THE EXERCISE - Leave out the pictures and copy each record below exactly.

EXTRACTED RECORDS -
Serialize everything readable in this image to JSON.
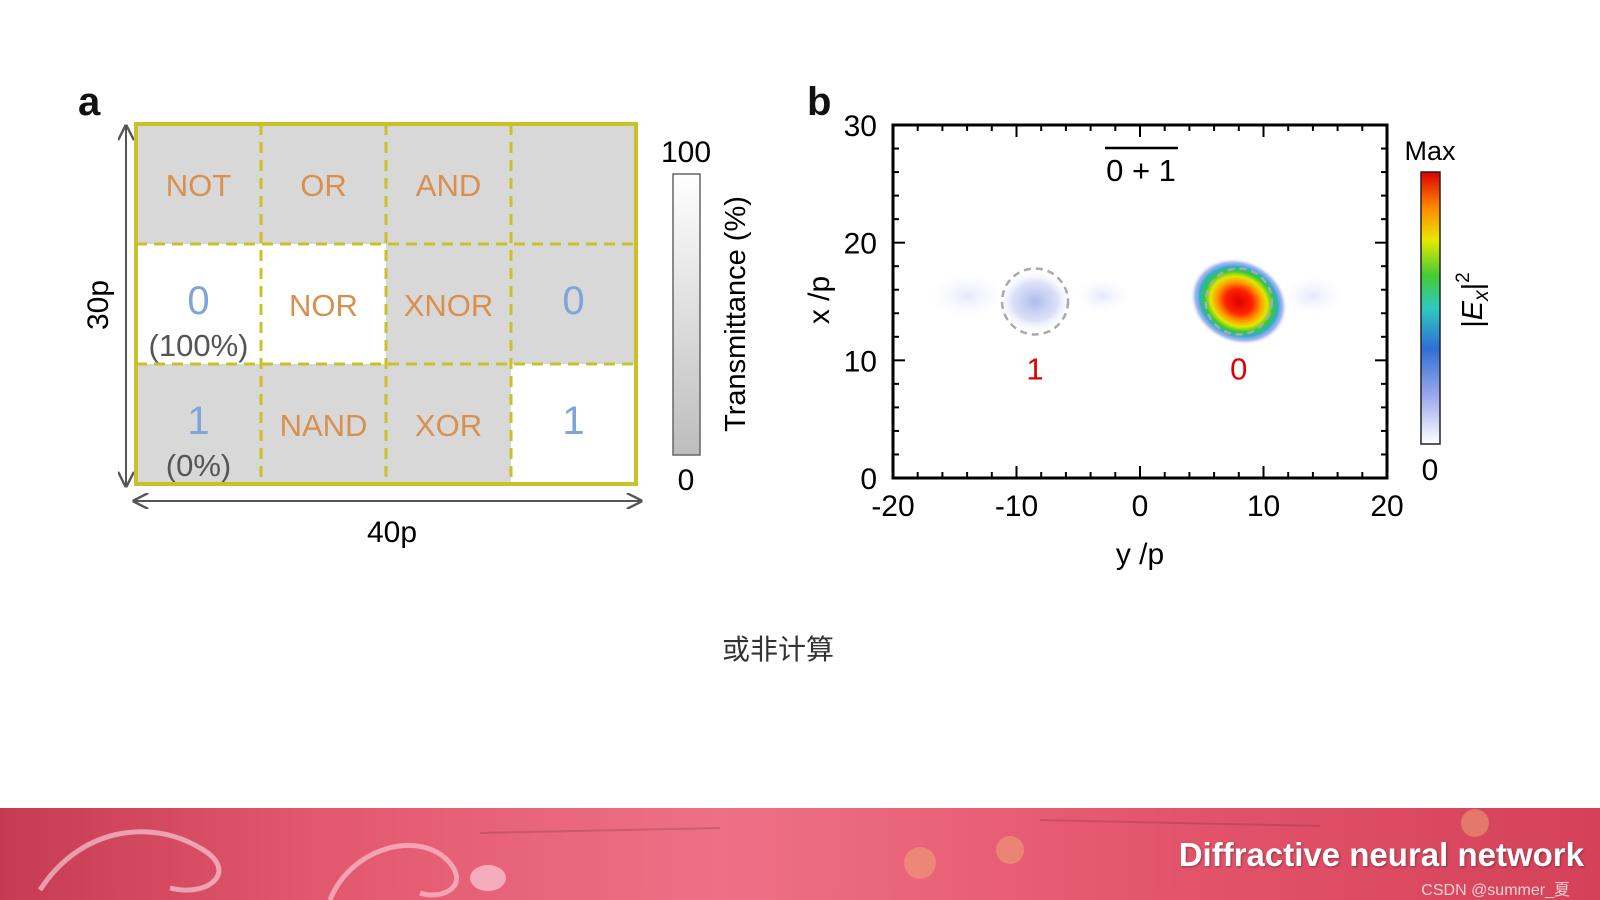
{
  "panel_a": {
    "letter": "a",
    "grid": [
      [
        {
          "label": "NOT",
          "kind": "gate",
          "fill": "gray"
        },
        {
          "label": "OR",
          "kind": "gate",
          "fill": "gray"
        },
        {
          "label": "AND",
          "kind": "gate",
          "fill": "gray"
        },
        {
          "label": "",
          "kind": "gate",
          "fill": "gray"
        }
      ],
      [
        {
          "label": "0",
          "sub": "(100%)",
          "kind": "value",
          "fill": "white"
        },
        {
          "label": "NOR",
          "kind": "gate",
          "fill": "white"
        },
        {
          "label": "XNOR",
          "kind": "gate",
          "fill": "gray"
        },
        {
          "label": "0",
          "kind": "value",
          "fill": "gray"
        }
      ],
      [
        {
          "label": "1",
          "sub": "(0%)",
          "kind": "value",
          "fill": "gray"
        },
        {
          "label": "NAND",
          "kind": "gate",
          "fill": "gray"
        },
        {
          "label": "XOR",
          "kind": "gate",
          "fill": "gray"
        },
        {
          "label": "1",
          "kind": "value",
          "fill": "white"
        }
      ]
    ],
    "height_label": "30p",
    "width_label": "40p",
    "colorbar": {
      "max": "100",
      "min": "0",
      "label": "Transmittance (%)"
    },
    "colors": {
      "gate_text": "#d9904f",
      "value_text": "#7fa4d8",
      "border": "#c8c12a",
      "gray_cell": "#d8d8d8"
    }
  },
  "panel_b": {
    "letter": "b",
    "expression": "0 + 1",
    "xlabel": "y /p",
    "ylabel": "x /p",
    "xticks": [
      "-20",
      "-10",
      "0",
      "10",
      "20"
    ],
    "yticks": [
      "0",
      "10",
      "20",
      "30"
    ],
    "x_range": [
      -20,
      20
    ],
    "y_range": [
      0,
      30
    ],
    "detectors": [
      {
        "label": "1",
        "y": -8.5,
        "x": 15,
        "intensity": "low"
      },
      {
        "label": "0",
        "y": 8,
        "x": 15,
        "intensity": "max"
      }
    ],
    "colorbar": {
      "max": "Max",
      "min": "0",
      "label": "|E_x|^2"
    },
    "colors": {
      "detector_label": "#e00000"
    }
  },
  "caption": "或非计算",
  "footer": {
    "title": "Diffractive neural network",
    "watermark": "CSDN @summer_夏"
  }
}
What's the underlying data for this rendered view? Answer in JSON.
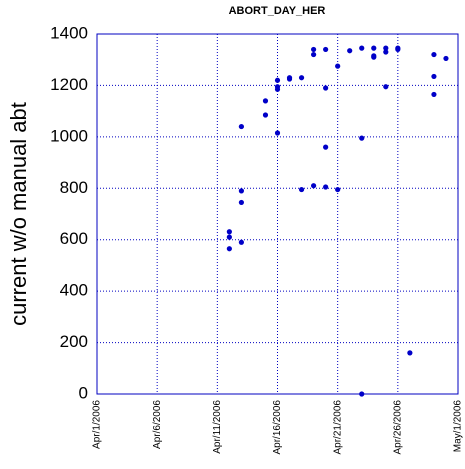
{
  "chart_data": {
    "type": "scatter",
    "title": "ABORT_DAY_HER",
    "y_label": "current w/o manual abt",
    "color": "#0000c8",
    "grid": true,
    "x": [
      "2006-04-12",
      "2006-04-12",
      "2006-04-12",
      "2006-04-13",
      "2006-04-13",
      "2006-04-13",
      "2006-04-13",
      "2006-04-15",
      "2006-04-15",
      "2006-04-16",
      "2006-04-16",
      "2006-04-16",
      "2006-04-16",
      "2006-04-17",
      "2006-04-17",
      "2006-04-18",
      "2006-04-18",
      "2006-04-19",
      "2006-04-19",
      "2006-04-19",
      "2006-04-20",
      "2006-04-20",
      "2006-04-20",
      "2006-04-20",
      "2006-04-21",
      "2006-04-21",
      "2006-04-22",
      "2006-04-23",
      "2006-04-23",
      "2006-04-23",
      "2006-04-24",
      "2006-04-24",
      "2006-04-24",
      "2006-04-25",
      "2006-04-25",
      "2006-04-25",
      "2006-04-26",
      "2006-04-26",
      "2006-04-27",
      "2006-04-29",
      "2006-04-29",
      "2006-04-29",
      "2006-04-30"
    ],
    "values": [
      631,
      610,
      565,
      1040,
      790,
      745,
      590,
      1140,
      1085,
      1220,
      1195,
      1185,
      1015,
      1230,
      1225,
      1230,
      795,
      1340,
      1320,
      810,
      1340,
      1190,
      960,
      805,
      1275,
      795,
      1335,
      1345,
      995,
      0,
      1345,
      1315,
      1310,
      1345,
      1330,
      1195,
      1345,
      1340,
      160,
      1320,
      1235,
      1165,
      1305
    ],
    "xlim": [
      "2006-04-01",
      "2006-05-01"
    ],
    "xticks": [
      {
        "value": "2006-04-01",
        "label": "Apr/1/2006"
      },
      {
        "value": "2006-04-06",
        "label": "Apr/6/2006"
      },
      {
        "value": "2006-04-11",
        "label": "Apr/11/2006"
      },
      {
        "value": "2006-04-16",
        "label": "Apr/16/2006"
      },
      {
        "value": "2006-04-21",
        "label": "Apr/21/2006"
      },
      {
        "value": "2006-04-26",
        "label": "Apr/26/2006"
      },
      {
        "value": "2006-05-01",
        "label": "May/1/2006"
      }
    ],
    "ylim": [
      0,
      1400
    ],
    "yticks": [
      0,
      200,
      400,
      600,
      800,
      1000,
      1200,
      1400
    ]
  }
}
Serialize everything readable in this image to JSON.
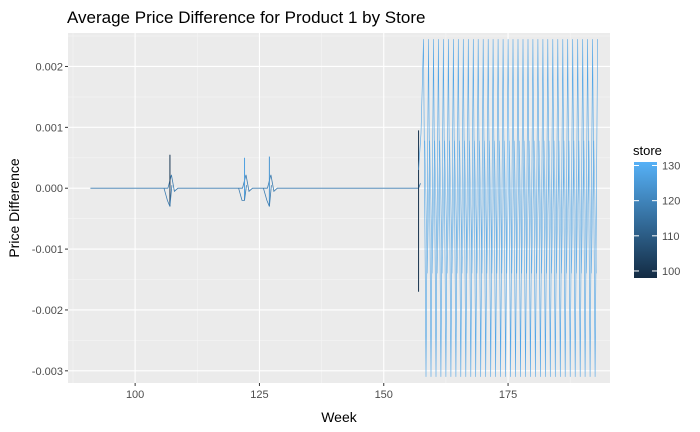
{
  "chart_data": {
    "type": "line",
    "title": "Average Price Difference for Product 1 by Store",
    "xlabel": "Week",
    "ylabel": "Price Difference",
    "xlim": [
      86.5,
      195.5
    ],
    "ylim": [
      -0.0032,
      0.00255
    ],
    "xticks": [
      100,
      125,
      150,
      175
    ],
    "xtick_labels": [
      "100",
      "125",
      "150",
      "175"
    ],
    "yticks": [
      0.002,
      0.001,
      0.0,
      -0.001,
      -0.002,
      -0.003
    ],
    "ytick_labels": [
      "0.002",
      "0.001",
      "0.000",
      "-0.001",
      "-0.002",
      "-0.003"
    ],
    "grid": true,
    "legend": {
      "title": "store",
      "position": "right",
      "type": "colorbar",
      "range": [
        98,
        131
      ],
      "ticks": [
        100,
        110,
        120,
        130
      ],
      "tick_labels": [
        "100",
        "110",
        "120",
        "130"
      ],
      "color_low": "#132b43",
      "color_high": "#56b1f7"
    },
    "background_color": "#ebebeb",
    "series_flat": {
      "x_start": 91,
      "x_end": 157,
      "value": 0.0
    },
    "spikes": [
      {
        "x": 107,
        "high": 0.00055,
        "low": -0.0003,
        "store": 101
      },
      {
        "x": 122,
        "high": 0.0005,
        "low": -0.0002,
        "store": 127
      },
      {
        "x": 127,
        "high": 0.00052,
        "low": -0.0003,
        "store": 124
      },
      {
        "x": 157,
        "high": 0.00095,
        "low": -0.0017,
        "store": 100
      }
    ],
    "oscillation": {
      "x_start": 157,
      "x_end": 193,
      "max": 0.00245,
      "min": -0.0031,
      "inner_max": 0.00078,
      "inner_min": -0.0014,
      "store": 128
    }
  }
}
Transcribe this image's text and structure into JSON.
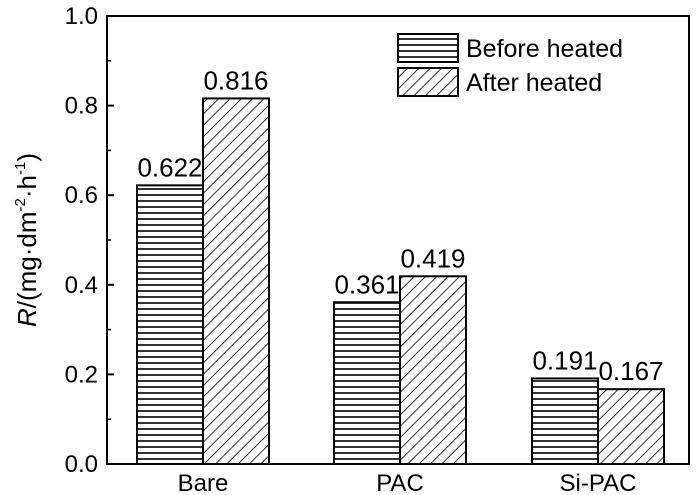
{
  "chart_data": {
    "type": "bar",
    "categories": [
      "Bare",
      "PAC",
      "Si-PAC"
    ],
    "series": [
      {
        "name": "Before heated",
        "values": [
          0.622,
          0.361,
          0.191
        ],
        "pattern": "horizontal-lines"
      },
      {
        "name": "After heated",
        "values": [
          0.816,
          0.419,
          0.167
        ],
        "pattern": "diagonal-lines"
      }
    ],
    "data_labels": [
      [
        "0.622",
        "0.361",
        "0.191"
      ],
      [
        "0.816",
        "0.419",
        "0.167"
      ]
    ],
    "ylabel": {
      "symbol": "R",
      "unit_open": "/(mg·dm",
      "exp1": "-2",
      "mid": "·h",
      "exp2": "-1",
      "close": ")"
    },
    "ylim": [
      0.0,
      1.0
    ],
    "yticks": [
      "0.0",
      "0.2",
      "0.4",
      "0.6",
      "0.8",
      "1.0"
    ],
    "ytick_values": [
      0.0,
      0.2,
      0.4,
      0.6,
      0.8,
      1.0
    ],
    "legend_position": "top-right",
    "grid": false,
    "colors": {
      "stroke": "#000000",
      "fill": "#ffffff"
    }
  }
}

RESPONSE TO THIS EXERCISE -
Serialize everything readable in this image to JSON.
{
  "panel_a": {
    "letter": "a",
    "grid": [
      [
        {
          "label": "NOT",
          "kind": "gate",
          "fill": "gray"
        },
        {
          "label": "OR",
          "kind": "gate",
          "fill": "gray"
        },
        {
          "label": "AND",
          "kind": "gate",
          "fill": "gray"
        },
        {
          "label": "",
          "kind": "gate",
          "fill": "gray"
        }
      ],
      [
        {
          "label": "0",
          "sub": "(100%)",
          "kind": "value",
          "fill": "white"
        },
        {
          "label": "NOR",
          "kind": "gate",
          "fill": "white"
        },
        {
          "label": "XNOR",
          "kind": "gate",
          "fill": "gray"
        },
        {
          "label": "0",
          "kind": "value",
          "fill": "gray"
        }
      ],
      [
        {
          "label": "1",
          "sub": "(0%)",
          "kind": "value",
          "fill": "gray"
        },
        {
          "label": "NAND",
          "kind": "gate",
          "fill": "gray"
        },
        {
          "label": "XOR",
          "kind": "gate",
          "fill": "gray"
        },
        {
          "label": "1",
          "kind": "value",
          "fill": "white"
        }
      ]
    ],
    "height_label": "30p",
    "width_label": "40p",
    "colorbar": {
      "max": "100",
      "min": "0",
      "label": "Transmittance (%)"
    },
    "colors": {
      "gate_text": "#d9904f",
      "value_text": "#7fa4d8",
      "border": "#c8c12a",
      "gray_cell": "#d8d8d8"
    }
  },
  "panel_b": {
    "letter": "b",
    "expression": "0 + 1",
    "xlabel": "y /p",
    "ylabel": "x /p",
    "xticks": [
      "-20",
      "-10",
      "0",
      "10",
      "20"
    ],
    "yticks": [
      "0",
      "10",
      "20",
      "30"
    ],
    "x_range": [
      -20,
      20
    ],
    "y_range": [
      0,
      30
    ],
    "detectors": [
      {
        "label": "1",
        "y": -8.5,
        "x": 15,
        "intensity": "low"
      },
      {
        "label": "0",
        "y": 8,
        "x": 15,
        "intensity": "max"
      }
    ],
    "colorbar": {
      "max": "Max",
      "min": "0",
      "label": "|E_x|^2"
    },
    "colors": {
      "detector_label": "#e00000"
    }
  },
  "caption": "或非计算",
  "footer": {
    "title": "Diffractive neural network",
    "watermark": "CSDN @summer_夏"
  }
}
What's the underlying data for this rendered view? Answer in JSON.
{
  "chart_data": {
    "type": "scatter",
    "title": "ABORT_DAY_HER",
    "y_label": "current w/o manual abt",
    "color": "#0000c8",
    "grid": true,
    "x": [
      "2006-04-12",
      "2006-04-12",
      "2006-04-12",
      "2006-04-13",
      "2006-04-13",
      "2006-04-13",
      "2006-04-13",
      "2006-04-15",
      "2006-04-15",
      "2006-04-16",
      "2006-04-16",
      "2006-04-16",
      "2006-04-16",
      "2006-04-17",
      "2006-04-17",
      "2006-04-18",
      "2006-04-18",
      "2006-04-19",
      "2006-04-19",
      "2006-04-19",
      "2006-04-20",
      "2006-04-20",
      "2006-04-20",
      "2006-04-20",
      "2006-04-21",
      "2006-04-21",
      "2006-04-22",
      "2006-04-23",
      "2006-04-23",
      "2006-04-23",
      "2006-04-24",
      "2006-04-24",
      "2006-04-24",
      "2006-04-25",
      "2006-04-25",
      "2006-04-25",
      "2006-04-26",
      "2006-04-26",
      "2006-04-27",
      "2006-04-29",
      "2006-04-29",
      "2006-04-29",
      "2006-04-30"
    ],
    "values": [
      631,
      610,
      565,
      1040,
      790,
      745,
      590,
      1140,
      1085,
      1220,
      1195,
      1185,
      1015,
      1230,
      1225,
      1230,
      795,
      1340,
      1320,
      810,
      1340,
      1190,
      960,
      805,
      1275,
      795,
      1335,
      1345,
      995,
      0,
      1345,
      1315,
      1310,
      1345,
      1330,
      1195,
      1345,
      1340,
      160,
      1320,
      1235,
      1165,
      1305
    ],
    "xlim": [
      "2006-04-01",
      "2006-05-01"
    ],
    "xticks": [
      {
        "value": "2006-04-01",
        "label": "Apr/1/2006"
      },
      {
        "value": "2006-04-06",
        "label": "Apr/6/2006"
      },
      {
        "value": "2006-04-11",
        "label": "Apr/11/2006"
      },
      {
        "value": "2006-04-16",
        "label": "Apr/16/2006"
      },
      {
        "value": "2006-04-21",
        "label": "Apr/21/2006"
      },
      {
        "value": "2006-04-26",
        "label": "Apr/26/2006"
      },
      {
        "value": "2006-05-01",
        "label": "May/1/2006"
      }
    ],
    "ylim": [
      0,
      1400
    ],
    "yticks": [
      0,
      200,
      400,
      600,
      800,
      1000,
      1200,
      1400
    ]
  }
}
Serialize everything readable in this image to JSON.
{
  "chart_data": {
    "type": "line",
    "title": "Average Price Difference for Product 1 by Store",
    "xlabel": "Week",
    "ylabel": "Price Difference",
    "xlim": [
      86.5,
      195.5
    ],
    "ylim": [
      -0.0032,
      0.00255
    ],
    "xticks": [
      100,
      125,
      150,
      175
    ],
    "xtick_labels": [
      "100",
      "125",
      "150",
      "175"
    ],
    "yticks": [
      0.002,
      0.001,
      0.0,
      -0.001,
      -0.002,
      -0.003
    ],
    "ytick_labels": [
      "0.002",
      "0.001",
      "0.000",
      "-0.001",
      "-0.002",
      "-0.003"
    ],
    "grid": true,
    "legend": {
      "title": "store",
      "position": "right",
      "type": "colorbar",
      "range": [
        98,
        131
      ],
      "ticks": [
        100,
        110,
        120,
        130
      ],
      "tick_labels": [
        "100",
        "110",
        "120",
        "130"
      ],
      "color_low": "#132b43",
      "color_high": "#56b1f7"
    },
    "background_color": "#ebebeb",
    "series_flat": {
      "x_start": 91,
      "x_end": 157,
      "value": 0.0
    },
    "spikes": [
      {
        "x": 107,
        "high": 0.00055,
        "low": -0.0003,
        "store": 101
      },
      {
        "x": 122,
        "high": 0.0005,
        "low": -0.0002,
        "store": 127
      },
      {
        "x": 127,
        "high": 0.00052,
        "low": -0.0003,
        "store": 124
      },
      {
        "x": 157,
        "high": 0.00095,
        "low": -0.0017,
        "store": 100
      }
    ],
    "oscillation": {
      "x_start": 157,
      "x_end": 193,
      "max": 0.00245,
      "min": -0.0031,
      "inner_max": 0.00078,
      "inner_min": -0.0014,
      "store": 128
    }
  }
}
Transcribe this image's text and structure into JSON.
{
  "chart_data": {
    "type": "bar",
    "categories": [
      "Bare",
      "PAC",
      "Si-PAC"
    ],
    "series": [
      {
        "name": "Before heated",
        "values": [
          0.622,
          0.361,
          0.191
        ],
        "pattern": "horizontal-lines"
      },
      {
        "name": "After heated",
        "values": [
          0.816,
          0.419,
          0.167
        ],
        "pattern": "diagonal-lines"
      }
    ],
    "data_labels": [
      [
        "0.622",
        "0.361",
        "0.191"
      ],
      [
        "0.816",
        "0.419",
        "0.167"
      ]
    ],
    "ylabel": {
      "symbol": "R",
      "unit_open": "/(mg·dm",
      "exp1": "-2",
      "mid": "·h",
      "exp2": "-1",
      "close": ")"
    },
    "ylim": [
      0.0,
      1.0
    ],
    "yticks": [
      "0.0",
      "0.2",
      "0.4",
      "0.6",
      "0.8",
      "1.0"
    ],
    "ytick_values": [
      0.0,
      0.2,
      0.4,
      0.6,
      0.8,
      1.0
    ],
    "legend_position": "top-right",
    "grid": false,
    "colors": {
      "stroke": "#000000",
      "fill": "#ffffff"
    }
  }
}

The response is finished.